## [Your instructions]
List the lines of this listing that hold the word "grid".

## [Provided material]
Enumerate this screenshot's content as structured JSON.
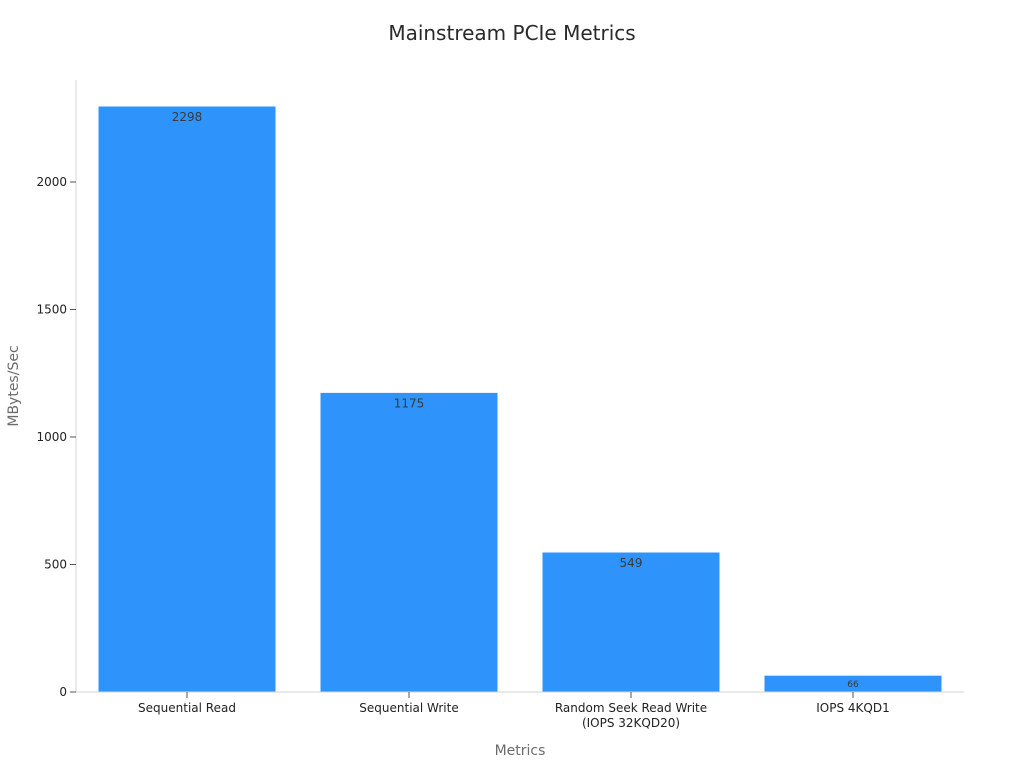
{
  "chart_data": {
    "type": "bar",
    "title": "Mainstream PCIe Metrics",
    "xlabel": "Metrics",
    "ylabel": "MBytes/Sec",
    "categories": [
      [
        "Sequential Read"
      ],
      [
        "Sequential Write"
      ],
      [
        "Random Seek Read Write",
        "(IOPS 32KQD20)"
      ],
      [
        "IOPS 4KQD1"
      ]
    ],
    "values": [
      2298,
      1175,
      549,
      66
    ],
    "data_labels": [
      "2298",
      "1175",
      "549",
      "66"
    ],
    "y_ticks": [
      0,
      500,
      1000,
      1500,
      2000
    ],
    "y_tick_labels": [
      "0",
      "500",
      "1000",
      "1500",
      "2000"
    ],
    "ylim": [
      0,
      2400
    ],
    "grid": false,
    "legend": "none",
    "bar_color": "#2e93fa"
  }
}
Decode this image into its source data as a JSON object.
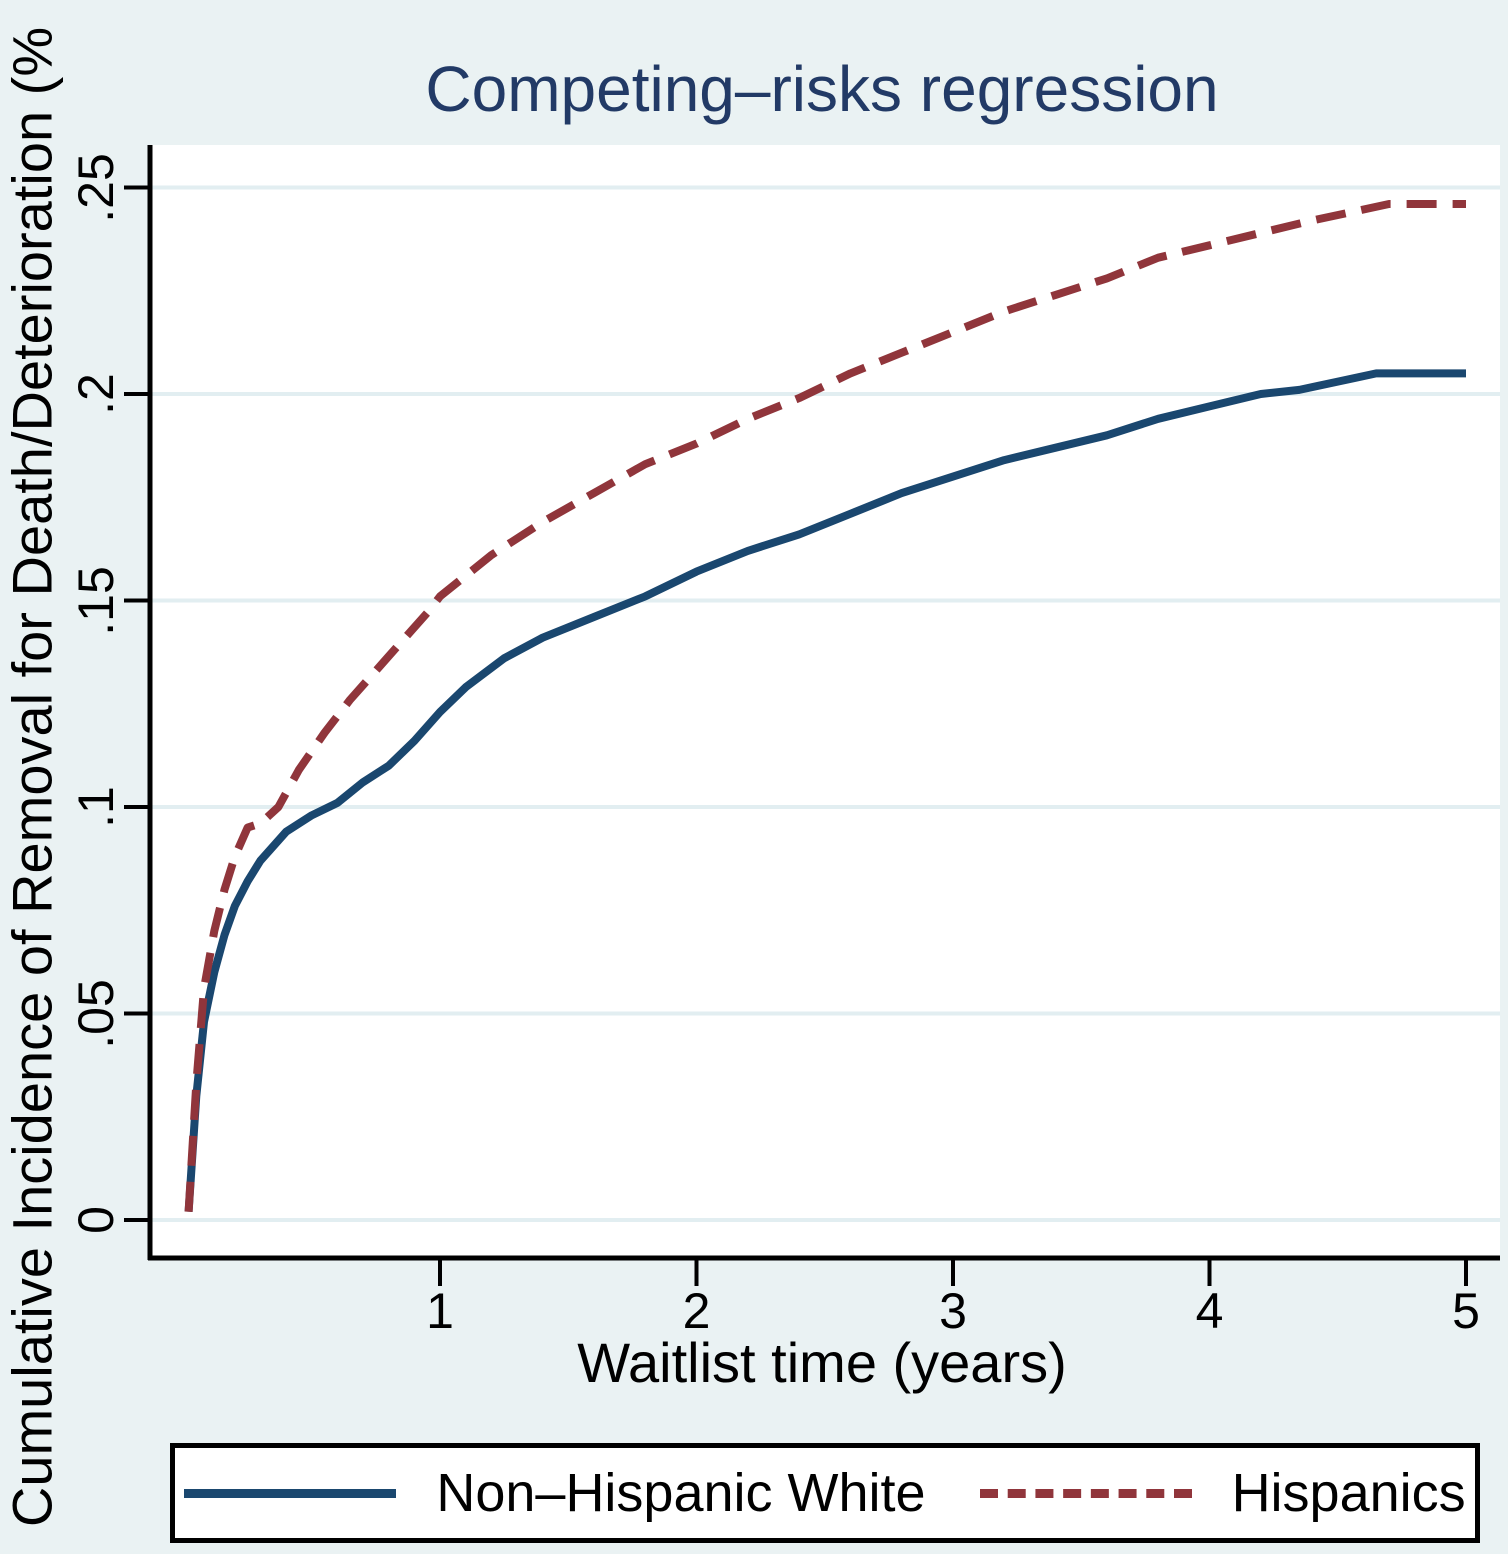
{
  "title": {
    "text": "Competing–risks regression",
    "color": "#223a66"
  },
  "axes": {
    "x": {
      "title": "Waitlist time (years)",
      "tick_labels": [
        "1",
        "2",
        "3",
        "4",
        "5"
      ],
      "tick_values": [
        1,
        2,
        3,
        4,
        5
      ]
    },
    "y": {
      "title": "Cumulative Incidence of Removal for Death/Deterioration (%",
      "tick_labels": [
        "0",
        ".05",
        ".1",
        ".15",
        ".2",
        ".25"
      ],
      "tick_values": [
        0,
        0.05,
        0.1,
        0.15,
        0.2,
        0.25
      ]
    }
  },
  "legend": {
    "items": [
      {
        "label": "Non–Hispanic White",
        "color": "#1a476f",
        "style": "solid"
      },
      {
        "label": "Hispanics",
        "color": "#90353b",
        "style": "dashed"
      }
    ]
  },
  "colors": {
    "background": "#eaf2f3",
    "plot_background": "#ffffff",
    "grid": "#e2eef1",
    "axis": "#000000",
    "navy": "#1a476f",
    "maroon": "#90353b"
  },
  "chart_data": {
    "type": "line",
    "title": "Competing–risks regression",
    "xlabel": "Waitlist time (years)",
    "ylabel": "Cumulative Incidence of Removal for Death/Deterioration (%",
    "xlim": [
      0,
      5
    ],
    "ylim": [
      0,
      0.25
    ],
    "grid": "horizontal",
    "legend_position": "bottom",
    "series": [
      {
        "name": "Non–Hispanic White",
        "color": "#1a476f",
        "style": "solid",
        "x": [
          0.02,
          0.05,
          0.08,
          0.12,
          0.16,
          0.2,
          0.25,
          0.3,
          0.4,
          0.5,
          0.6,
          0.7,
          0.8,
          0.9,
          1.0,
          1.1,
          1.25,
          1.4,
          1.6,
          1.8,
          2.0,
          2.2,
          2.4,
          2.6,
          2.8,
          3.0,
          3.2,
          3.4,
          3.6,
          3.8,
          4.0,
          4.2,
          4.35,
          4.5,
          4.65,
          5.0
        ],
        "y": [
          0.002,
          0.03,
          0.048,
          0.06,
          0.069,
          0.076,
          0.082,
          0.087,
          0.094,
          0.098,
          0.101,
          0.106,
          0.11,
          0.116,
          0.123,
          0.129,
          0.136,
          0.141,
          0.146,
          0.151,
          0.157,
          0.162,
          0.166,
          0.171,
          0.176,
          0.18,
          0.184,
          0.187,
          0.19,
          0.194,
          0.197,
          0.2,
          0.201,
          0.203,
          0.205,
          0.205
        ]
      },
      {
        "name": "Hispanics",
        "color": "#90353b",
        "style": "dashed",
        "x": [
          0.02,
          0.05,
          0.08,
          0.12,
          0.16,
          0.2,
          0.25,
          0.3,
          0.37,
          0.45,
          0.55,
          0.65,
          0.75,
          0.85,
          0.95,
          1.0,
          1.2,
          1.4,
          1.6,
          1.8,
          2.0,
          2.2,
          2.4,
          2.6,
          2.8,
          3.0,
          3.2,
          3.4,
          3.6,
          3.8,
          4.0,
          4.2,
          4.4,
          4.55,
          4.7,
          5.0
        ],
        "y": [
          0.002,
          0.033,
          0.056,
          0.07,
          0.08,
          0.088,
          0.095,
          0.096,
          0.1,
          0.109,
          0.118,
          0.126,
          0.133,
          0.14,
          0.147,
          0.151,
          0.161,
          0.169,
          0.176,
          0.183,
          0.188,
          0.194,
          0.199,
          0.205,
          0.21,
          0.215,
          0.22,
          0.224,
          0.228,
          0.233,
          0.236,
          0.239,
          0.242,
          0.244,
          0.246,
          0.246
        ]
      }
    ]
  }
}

## [Answer to the task]
    "grid": false,
    "grid": "#e2eef1",
    "grid": "horizontal",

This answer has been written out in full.